_SUPPLIED PASSAGE:_

****************

Did the Columbian Exchange cause chattel slavery in the Americas? No. People are moral agents who weigh many considerations. But anyone who knows how markets work will understand the pull exerted by slavery's superior profitability.
Much more direct was the role of the Columbian Exchange in the creation of Great Britain. In 1698, a visionary huckster named William Paterson persuaded wealthy Scots to invest as much as half the nation's available capital in a scheme to colonize Panama, hoping to control the chokepoint for trade between the Pacific and the Atlantic. As the historian J.R. McNeill recounted in "Mosquito Empires," malaria and yellow fever quickly slew almost 90% of the 2,500 colonists. The debacle caused a financial meltdown.
At the time, England and Scotland shared a monarch but remained separate nations. England, the bigger partner, had been pushing a complete merger for decades. Scots had resisted, fearing a London-dominated economy, but now England promised to reimburse investors in the failed Panama project as part of a union agreement. As Mr. McNeill wrote, "Thus Great Britain was born, with assistance from the fevers of Panama."

****************

_DATA BLOCK:_
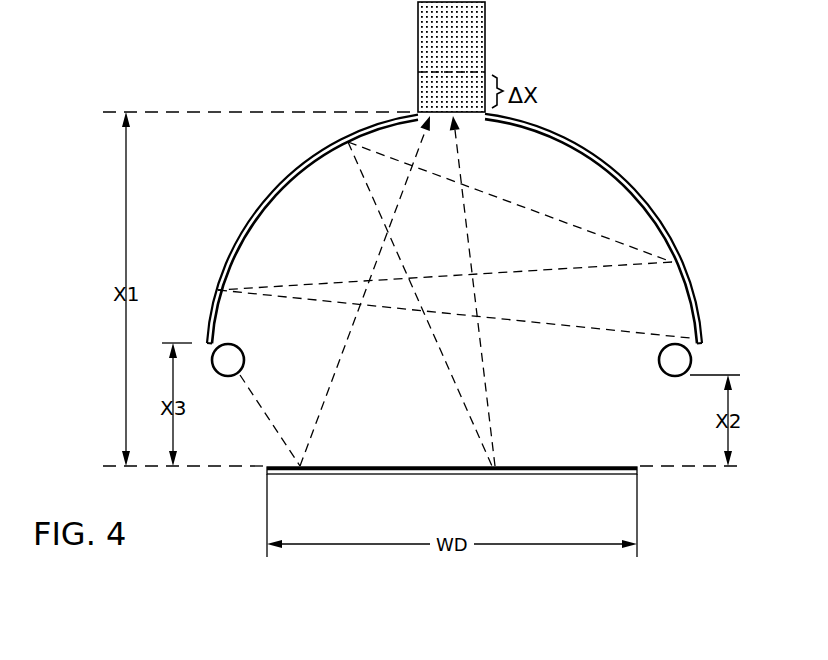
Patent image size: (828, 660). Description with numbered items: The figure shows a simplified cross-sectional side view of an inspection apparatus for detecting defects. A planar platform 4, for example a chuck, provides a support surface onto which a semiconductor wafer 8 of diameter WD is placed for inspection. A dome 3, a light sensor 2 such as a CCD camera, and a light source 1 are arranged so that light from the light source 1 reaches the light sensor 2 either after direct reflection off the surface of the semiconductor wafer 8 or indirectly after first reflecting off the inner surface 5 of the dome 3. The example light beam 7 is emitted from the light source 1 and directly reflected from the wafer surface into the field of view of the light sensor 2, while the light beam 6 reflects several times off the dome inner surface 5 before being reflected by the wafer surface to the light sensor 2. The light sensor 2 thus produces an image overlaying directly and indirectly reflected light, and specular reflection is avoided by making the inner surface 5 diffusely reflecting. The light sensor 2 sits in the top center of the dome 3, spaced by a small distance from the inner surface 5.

****************

In the passage on the Columbian Exchange, what did England promise as part of the union agreement with Scotland?

_RESULT OF THIS EXERCISE:_
England promised to reimburse investors in the failed Panama project.